# [Extract provided]
□ □ □

# W: catachan bits H: lots of stuff, let me know what you want



## maximus2467 (Jun 14, 2007)

Hi guys, I need some catachan bits, namely arms, arms that I can modify to carry bolt pistols, bolters, power weapons etc. I have been in the hobby for more than 20 years so I've accrued a lot of spares over that time, let me know what your willING to trade the arms for and I'll check my drawers of bits to see if I have what you need. Cheers guys


----------



## Iraqiel (May 21, 2008)

I likely have a bunch of such arms, mostly from the basic infantry box but also some from the command squad sprues. 

Is one or two skitarii vanguard possible for the dozen or so arms that I have? I'm looking to build my Warhound Titan and need a suitable basing diorama ensemble.

□ □ □

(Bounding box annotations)
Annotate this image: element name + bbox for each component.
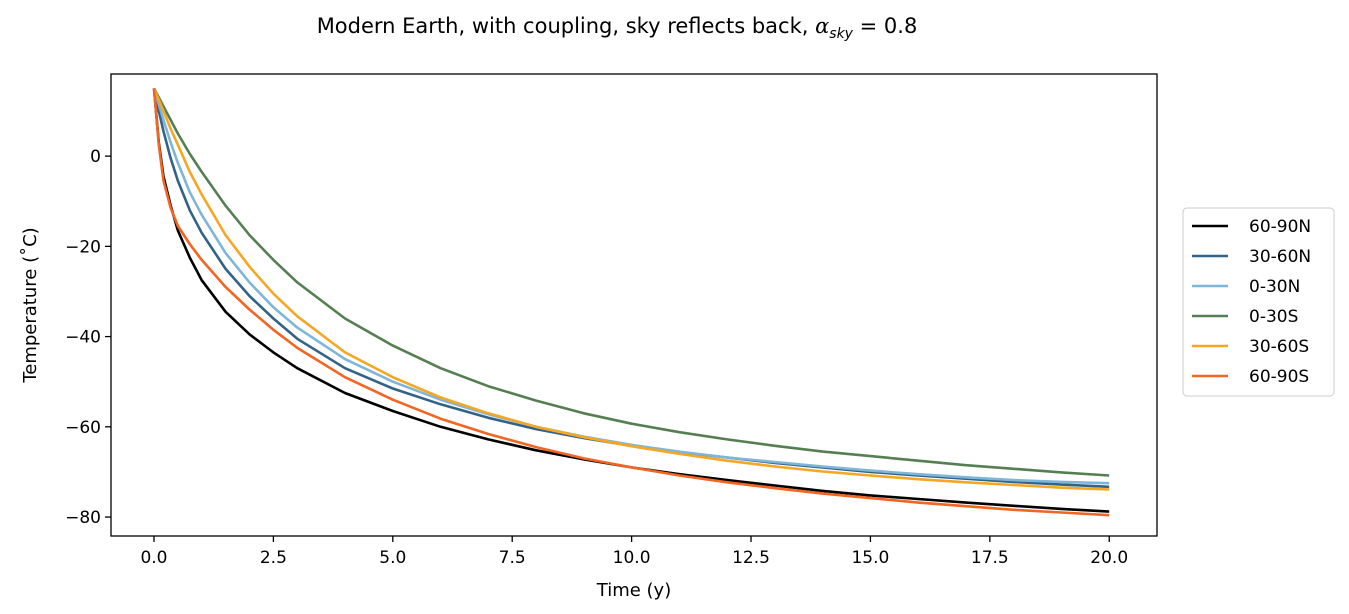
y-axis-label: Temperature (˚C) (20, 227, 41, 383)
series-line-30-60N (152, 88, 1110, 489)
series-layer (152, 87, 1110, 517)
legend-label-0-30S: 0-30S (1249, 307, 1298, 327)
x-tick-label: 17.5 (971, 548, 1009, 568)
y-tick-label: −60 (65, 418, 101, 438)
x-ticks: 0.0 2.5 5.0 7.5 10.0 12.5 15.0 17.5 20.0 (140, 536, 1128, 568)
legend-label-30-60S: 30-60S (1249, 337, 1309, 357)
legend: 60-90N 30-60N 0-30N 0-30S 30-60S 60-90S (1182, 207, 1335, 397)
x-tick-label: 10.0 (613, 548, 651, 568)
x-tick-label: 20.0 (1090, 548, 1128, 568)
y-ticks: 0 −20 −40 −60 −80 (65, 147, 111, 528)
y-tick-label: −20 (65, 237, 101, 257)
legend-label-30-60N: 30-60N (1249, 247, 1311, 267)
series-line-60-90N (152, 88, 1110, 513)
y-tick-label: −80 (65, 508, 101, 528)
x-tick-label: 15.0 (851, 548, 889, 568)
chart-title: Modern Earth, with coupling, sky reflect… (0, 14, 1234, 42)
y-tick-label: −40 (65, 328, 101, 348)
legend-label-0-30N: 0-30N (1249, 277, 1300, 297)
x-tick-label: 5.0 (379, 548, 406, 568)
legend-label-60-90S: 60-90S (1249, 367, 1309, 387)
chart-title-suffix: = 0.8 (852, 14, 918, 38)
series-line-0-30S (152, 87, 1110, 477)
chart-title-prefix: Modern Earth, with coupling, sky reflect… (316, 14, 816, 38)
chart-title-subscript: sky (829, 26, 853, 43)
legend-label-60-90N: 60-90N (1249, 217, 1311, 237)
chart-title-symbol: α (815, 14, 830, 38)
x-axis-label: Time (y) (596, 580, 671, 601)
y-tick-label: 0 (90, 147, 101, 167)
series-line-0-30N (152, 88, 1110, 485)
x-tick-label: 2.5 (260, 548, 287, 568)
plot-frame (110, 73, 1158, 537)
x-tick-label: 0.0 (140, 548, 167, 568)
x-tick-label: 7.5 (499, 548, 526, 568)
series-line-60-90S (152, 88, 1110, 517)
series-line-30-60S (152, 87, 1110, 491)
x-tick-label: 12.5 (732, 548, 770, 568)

□ □ □

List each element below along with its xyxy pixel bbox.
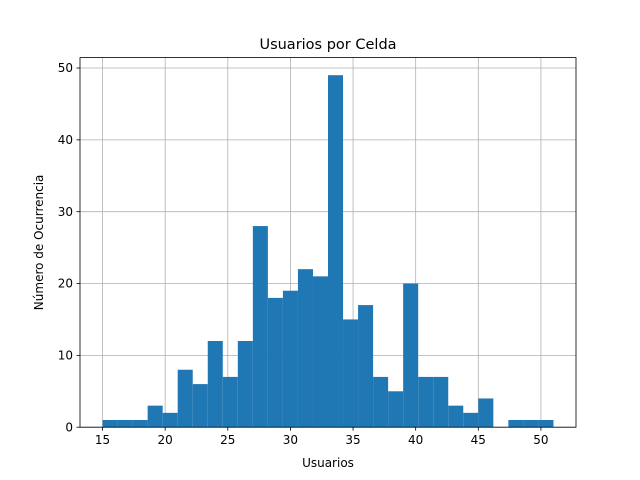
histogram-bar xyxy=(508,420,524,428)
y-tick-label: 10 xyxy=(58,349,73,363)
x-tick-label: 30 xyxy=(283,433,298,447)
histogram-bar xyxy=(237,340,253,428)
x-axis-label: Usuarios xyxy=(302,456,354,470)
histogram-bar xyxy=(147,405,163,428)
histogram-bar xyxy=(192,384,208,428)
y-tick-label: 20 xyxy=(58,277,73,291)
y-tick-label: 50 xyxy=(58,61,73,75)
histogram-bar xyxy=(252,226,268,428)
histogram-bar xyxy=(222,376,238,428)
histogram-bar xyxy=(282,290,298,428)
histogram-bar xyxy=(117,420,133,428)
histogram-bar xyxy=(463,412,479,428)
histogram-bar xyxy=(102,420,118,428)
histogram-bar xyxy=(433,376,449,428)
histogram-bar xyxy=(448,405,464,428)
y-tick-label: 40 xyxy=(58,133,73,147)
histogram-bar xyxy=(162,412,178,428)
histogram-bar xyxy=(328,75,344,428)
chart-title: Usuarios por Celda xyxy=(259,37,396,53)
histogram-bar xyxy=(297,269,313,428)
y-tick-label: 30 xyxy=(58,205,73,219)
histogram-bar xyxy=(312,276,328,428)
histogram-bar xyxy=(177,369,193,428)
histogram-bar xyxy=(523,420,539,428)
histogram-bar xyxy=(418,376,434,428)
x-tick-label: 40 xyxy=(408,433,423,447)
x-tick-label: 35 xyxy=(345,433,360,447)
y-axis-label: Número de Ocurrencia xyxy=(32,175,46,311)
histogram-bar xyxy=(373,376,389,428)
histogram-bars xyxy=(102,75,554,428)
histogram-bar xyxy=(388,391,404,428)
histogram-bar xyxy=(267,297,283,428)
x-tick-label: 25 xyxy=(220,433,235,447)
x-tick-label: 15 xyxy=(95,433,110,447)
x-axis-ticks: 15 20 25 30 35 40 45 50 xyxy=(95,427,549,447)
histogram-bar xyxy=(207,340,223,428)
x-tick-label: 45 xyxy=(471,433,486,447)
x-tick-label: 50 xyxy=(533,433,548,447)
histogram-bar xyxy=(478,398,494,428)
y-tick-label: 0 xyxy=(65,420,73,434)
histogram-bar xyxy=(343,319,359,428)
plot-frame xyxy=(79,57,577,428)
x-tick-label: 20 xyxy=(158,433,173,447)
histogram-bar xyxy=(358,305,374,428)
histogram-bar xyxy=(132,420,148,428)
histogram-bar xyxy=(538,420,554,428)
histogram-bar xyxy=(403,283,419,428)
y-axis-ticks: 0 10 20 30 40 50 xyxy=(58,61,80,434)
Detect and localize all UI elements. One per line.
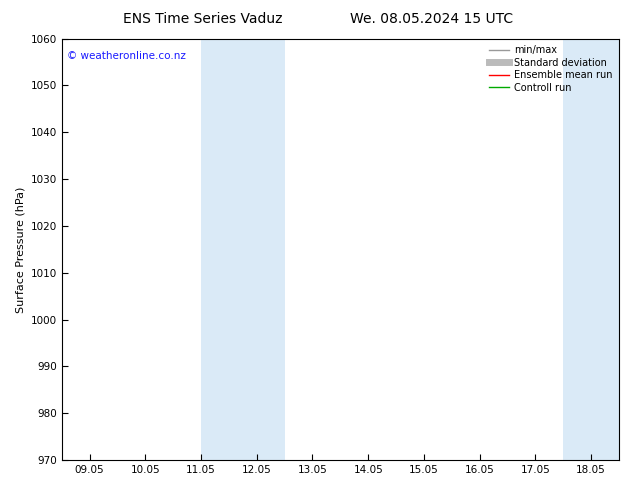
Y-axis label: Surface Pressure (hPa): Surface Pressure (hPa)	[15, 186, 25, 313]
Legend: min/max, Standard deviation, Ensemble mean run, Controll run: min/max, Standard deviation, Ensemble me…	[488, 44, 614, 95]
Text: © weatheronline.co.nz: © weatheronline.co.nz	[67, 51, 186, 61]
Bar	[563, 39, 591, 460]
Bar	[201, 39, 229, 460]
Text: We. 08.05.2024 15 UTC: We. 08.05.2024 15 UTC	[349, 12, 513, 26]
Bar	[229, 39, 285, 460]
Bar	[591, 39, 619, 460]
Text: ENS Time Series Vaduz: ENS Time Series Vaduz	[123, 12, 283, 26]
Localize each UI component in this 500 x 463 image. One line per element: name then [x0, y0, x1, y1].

□ □ □

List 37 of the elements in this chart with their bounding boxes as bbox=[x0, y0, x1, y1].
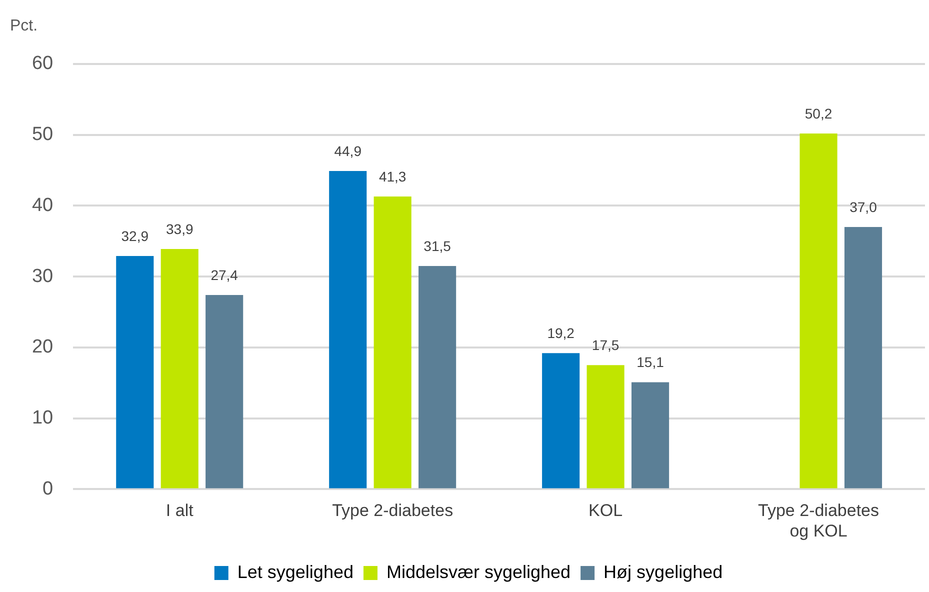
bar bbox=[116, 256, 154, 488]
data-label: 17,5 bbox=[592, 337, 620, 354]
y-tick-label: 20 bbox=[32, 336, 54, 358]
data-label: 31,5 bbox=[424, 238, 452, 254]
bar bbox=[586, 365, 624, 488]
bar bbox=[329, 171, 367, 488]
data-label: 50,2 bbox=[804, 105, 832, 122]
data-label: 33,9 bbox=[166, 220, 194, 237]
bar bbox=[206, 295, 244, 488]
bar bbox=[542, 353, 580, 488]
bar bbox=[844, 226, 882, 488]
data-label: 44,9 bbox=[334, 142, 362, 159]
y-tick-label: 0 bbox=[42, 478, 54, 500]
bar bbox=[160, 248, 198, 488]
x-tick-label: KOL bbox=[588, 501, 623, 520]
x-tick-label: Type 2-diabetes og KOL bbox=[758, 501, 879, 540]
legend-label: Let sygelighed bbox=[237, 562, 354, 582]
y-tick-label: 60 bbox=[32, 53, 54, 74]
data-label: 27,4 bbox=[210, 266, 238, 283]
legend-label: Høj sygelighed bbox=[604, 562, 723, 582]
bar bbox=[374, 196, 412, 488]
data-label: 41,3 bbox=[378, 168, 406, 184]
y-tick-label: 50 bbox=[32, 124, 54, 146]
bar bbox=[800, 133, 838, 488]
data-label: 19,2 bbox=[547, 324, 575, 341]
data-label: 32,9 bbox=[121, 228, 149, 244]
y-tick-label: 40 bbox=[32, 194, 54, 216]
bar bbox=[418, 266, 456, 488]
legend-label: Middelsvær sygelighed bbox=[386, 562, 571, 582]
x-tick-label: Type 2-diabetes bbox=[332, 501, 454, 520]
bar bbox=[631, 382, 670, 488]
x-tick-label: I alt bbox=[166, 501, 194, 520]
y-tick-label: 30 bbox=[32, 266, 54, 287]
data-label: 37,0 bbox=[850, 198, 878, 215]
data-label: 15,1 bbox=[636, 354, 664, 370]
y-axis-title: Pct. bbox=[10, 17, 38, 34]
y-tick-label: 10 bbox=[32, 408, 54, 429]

□ □ □

# [Brief 1]
In the Catachan bits trading thread, restate the passage from "## Iraqiel (May" up to and including "basing diorama ensemble.", switching "Warhound Titan" to "Reaver Titan".
# [Brief 2]
List every weapon type that the first post in the Catachan bits trading thread wants the arms modified to carry.
# [Brief 3]
Extend the Catachan bits trading thread from where it stops.

# [Answer 1]
## Iraqiel (May 21, 2008)

I likely have a bunch of such arms, mostly from the basic infantry box but also some from the command squad sprues. 

Is one or two skitarii vanguard possible for the dozen or so arms that I have? I'm looking to build my Reaver Titan and need a suitable basing diorama ensemble.

# [Answer 2]
bolt pistols, bolters, power weapons

# [Answer 3]
----------



## maximus2467 (Jun 14, 2007)

I'd be happy to trade some skitari however I've not got any, sorry, I have eldar, space marines, tau, imperial guard, nids, maybe some dark eldar, some chaos I think, blood angels, space wolves, probably more, but I can't think what.


----------



## maximus2467 (Jun 14, 2007)

Doesn't matter now guys, just found a whole drawer of them.


----------



## Iraqiel (May 21, 2008)

Oh no worries mate, great stuff!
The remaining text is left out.